*RECORDS FOR PROCESSING*.

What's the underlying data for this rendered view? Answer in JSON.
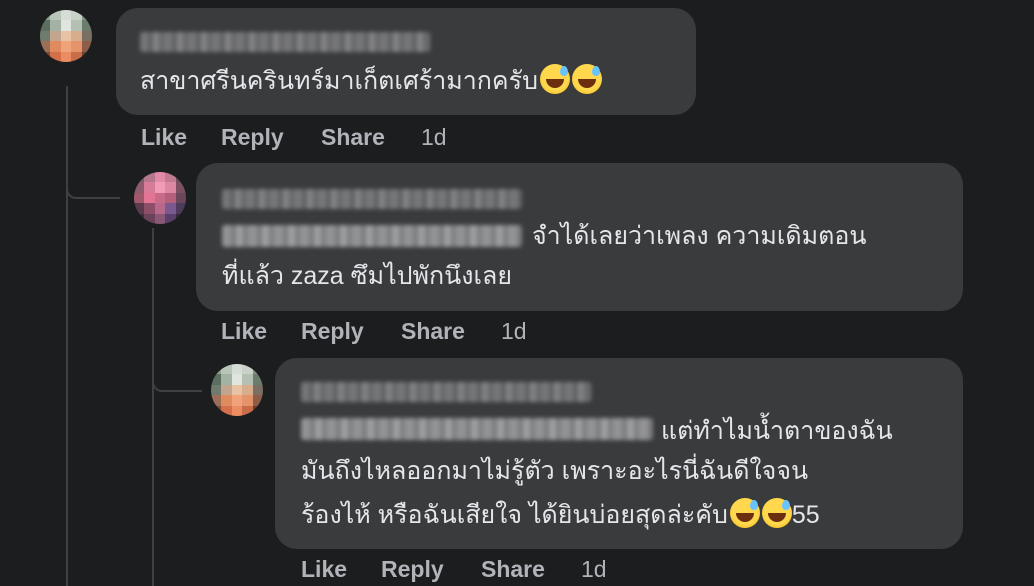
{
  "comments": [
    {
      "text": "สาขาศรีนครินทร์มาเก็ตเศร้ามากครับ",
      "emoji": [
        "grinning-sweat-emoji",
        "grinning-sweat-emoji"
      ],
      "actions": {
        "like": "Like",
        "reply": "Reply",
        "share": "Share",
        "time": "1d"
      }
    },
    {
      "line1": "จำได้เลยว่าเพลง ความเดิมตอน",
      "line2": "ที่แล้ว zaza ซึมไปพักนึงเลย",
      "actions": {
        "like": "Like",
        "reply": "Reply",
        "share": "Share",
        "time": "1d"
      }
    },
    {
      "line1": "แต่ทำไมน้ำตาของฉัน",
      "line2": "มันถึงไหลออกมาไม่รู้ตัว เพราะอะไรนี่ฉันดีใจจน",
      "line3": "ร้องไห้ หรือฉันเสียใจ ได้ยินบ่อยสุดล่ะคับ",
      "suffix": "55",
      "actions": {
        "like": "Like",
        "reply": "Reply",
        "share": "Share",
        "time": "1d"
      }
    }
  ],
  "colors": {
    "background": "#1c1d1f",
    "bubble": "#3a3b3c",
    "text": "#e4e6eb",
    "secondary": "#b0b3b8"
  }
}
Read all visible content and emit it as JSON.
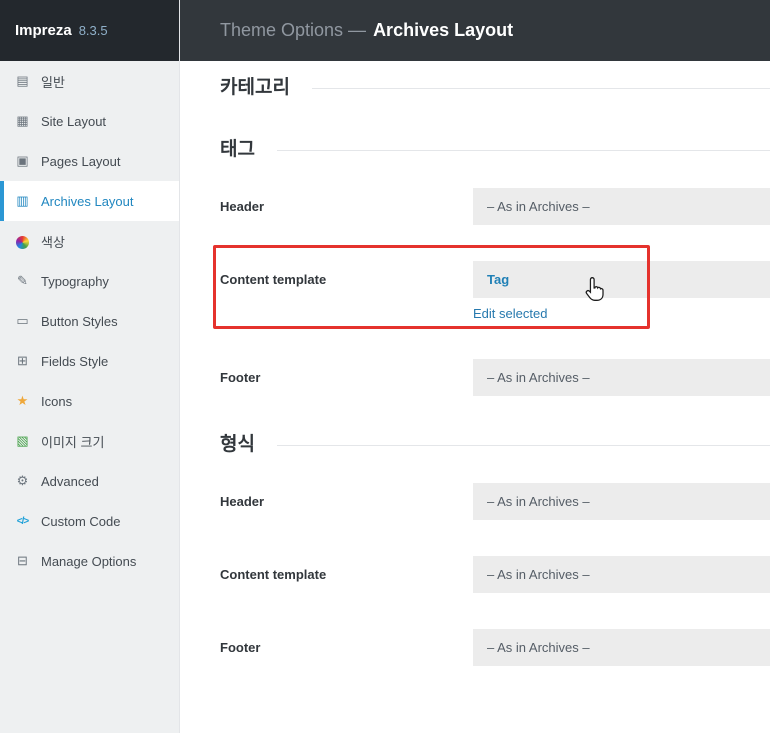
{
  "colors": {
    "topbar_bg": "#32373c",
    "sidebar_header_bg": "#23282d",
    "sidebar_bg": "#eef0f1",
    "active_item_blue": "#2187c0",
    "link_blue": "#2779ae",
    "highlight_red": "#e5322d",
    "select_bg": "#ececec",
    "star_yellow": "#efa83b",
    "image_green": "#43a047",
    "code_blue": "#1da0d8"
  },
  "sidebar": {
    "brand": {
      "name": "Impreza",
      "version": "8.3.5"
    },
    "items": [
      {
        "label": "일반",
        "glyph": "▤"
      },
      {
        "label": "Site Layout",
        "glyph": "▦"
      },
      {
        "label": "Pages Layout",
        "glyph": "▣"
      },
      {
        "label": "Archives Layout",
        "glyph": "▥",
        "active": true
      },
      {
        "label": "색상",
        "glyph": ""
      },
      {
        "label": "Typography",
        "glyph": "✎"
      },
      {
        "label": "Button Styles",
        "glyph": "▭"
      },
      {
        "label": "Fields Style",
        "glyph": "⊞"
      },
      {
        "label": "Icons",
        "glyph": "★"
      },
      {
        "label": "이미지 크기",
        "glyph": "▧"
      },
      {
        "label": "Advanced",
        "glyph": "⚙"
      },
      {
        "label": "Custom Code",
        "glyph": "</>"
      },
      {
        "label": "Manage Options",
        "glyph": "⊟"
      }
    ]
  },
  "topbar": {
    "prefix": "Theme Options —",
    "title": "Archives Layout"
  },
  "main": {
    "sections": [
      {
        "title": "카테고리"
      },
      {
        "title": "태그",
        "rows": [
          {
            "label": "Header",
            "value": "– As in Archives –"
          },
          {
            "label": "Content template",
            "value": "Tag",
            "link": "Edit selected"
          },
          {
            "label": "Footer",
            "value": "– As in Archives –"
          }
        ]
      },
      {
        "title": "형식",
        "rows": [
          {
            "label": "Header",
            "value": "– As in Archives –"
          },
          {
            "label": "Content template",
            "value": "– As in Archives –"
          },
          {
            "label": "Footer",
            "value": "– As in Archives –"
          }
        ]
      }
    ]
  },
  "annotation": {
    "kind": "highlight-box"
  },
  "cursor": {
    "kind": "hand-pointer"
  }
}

*THE PROBLEM*. Omit every picture, and otherwise quote the entries exactly.

*EXERCISE SOLUTION*.
What's the underlying data for this rendered view? Answer in JSON.
{
  "comments": [
    {
      "text": "สาขาศรีนครินทร์มาเก็ตเศร้ามากครับ",
      "emoji": [
        "grinning-sweat-emoji",
        "grinning-sweat-emoji"
      ],
      "actions": {
        "like": "Like",
        "reply": "Reply",
        "share": "Share",
        "time": "1d"
      }
    },
    {
      "line1": "จำได้เลยว่าเพลง ความเดิมตอน",
      "line2": "ที่แล้ว zaza ซึมไปพักนึงเลย",
      "actions": {
        "like": "Like",
        "reply": "Reply",
        "share": "Share",
        "time": "1d"
      }
    },
    {
      "line1": "แต่ทำไมน้ำตาของฉัน",
      "line2": "มันถึงไหลออกมาไม่รู้ตัว เพราะอะไรนี่ฉันดีใจจน",
      "line3": "ร้องไห้ หรือฉันเสียใจ ได้ยินบ่อยสุดล่ะคับ",
      "suffix": "55",
      "actions": {
        "like": "Like",
        "reply": "Reply",
        "share": "Share",
        "time": "1d"
      }
    }
  ],
  "colors": {
    "background": "#1c1d1f",
    "bubble": "#3a3b3c",
    "text": "#e4e6eb",
    "secondary": "#b0b3b8"
  }
}
Read all visible content and emit it as JSON.
{
  "colors": {
    "topbar_bg": "#32373c",
    "sidebar_header_bg": "#23282d",
    "sidebar_bg": "#eef0f1",
    "active_item_blue": "#2187c0",
    "link_blue": "#2779ae",
    "highlight_red": "#e5322d",
    "select_bg": "#ececec",
    "star_yellow": "#efa83b",
    "image_green": "#43a047",
    "code_blue": "#1da0d8"
  },
  "sidebar": {
    "brand": {
      "name": "Impreza",
      "version": "8.3.5"
    },
    "items": [
      {
        "label": "일반",
        "glyph": "▤"
      },
      {
        "label": "Site Layout",
        "glyph": "▦"
      },
      {
        "label": "Pages Layout",
        "glyph": "▣"
      },
      {
        "label": "Archives Layout",
        "glyph": "▥",
        "active": true
      },
      {
        "label": "색상",
        "glyph": ""
      },
      {
        "label": "Typography",
        "glyph": "✎"
      },
      {
        "label": "Button Styles",
        "glyph": "▭"
      },
      {
        "label": "Fields Style",
        "glyph": "⊞"
      },
      {
        "label": "Icons",
        "glyph": "★"
      },
      {
        "label": "이미지 크기",
        "glyph": "▧"
      },
      {
        "label": "Advanced",
        "glyph": "⚙"
      },
      {
        "label": "Custom Code",
        "glyph": "</>"
      },
      {
        "label": "Manage Options",
        "glyph": "⊟"
      }
    ]
  },
  "topbar": {
    "prefix": "Theme Options —",
    "title": "Archives Layout"
  },
  "main": {
    "sections": [
      {
        "title": "카테고리"
      },
      {
        "title": "태그",
        "rows": [
          {
            "label": "Header",
            "value": "– As in Archives –"
          },
          {
            "label": "Content template",
            "value": "Tag",
            "link": "Edit selected"
          },
          {
            "label": "Footer",
            "value": "– As in Archives –"
          }
        ]
      },
      {
        "title": "형식",
        "rows": [
          {
            "label": "Header",
            "value": "– As in Archives –"
          },
          {
            "label": "Content template",
            "value": "– As in Archives –"
          },
          {
            "label": "Footer",
            "value": "– As in Archives –"
          }
        ]
      }
    ]
  },
  "annotation": {
    "kind": "highlight-box"
  },
  "cursor": {
    "kind": "hand-pointer"
  }
}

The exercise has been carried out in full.